Task directions: Select every line containing the word "部分的录音" from the material, and copy those lines.
---------------
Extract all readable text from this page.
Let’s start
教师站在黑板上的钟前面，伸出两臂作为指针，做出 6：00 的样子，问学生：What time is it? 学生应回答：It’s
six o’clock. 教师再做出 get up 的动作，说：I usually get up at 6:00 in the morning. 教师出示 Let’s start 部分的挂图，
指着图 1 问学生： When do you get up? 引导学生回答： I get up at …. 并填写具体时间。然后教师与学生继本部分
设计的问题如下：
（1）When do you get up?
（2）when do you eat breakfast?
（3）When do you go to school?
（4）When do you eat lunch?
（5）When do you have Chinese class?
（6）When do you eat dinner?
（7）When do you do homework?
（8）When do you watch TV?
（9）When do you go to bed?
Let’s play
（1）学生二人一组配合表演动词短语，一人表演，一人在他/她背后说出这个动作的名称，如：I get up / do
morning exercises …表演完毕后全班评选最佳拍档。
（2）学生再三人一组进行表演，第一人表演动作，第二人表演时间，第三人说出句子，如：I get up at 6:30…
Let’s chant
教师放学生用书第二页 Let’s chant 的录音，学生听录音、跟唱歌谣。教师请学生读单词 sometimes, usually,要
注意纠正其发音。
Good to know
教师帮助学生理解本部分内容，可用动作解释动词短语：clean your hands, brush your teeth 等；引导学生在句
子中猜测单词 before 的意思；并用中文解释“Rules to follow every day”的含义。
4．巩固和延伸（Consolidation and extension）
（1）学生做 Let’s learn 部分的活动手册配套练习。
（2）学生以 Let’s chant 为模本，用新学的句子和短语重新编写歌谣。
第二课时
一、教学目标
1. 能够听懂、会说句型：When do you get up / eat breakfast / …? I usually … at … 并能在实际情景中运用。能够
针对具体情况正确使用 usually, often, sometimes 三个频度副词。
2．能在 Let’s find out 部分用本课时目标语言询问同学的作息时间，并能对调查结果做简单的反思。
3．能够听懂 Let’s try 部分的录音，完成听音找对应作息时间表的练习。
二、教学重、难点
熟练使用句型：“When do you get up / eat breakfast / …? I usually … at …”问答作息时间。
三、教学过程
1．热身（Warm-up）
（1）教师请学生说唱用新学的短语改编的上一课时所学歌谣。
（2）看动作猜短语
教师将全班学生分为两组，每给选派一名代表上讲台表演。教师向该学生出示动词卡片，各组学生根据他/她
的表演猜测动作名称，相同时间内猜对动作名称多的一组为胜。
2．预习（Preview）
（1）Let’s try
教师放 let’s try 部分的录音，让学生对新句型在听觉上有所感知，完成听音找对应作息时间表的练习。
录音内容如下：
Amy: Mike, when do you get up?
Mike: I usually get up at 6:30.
---------------
Expected answer:
3．能够听懂 Let’s try 部分的录音，完成听音找对应作息时间表的练习。
教师放 let’s try 部分的录音，让学生对新句型在听觉上有所感知，完成听音找对应作息时间表的练习。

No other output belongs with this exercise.